**What you need to do**
How many lines in the records below contain the word "name"? Answer with the number alone.

**Record list**
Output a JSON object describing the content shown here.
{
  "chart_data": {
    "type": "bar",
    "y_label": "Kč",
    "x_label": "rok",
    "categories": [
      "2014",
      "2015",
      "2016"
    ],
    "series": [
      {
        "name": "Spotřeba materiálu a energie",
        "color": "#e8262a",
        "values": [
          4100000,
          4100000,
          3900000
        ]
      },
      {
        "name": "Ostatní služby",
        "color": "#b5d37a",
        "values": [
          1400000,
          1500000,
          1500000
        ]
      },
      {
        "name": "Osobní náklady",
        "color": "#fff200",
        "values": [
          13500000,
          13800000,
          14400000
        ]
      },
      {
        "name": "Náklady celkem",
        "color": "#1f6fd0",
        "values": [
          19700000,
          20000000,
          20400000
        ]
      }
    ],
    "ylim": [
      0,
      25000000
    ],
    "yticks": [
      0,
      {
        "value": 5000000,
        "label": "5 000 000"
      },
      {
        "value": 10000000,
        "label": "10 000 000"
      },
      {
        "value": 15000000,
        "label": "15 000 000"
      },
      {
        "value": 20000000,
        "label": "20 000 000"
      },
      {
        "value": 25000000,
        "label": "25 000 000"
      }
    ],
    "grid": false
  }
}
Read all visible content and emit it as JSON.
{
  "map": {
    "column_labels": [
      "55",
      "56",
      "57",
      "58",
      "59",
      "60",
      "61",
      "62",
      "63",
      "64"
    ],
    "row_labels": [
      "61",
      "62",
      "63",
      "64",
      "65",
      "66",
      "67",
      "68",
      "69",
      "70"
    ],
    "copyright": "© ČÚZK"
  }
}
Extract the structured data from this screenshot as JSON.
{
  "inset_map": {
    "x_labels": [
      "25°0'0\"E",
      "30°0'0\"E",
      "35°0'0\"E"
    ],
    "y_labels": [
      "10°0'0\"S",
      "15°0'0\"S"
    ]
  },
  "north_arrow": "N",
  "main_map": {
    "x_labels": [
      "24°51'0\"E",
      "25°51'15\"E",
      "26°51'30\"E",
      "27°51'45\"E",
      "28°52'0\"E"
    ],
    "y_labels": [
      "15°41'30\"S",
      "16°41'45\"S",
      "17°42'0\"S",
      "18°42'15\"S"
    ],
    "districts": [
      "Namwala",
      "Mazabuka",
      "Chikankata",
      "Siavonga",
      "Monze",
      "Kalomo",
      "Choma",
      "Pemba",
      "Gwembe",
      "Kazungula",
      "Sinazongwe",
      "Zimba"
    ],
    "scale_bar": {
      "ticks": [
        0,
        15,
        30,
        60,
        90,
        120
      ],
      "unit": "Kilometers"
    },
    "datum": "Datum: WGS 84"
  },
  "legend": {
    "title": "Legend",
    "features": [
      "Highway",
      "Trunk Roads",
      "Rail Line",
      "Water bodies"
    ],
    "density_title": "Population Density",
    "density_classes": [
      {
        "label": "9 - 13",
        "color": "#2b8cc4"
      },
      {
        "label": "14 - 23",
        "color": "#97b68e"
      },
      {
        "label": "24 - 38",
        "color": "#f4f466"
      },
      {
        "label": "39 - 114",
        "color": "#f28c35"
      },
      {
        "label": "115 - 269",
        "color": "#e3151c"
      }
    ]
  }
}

**Exercise answer**
4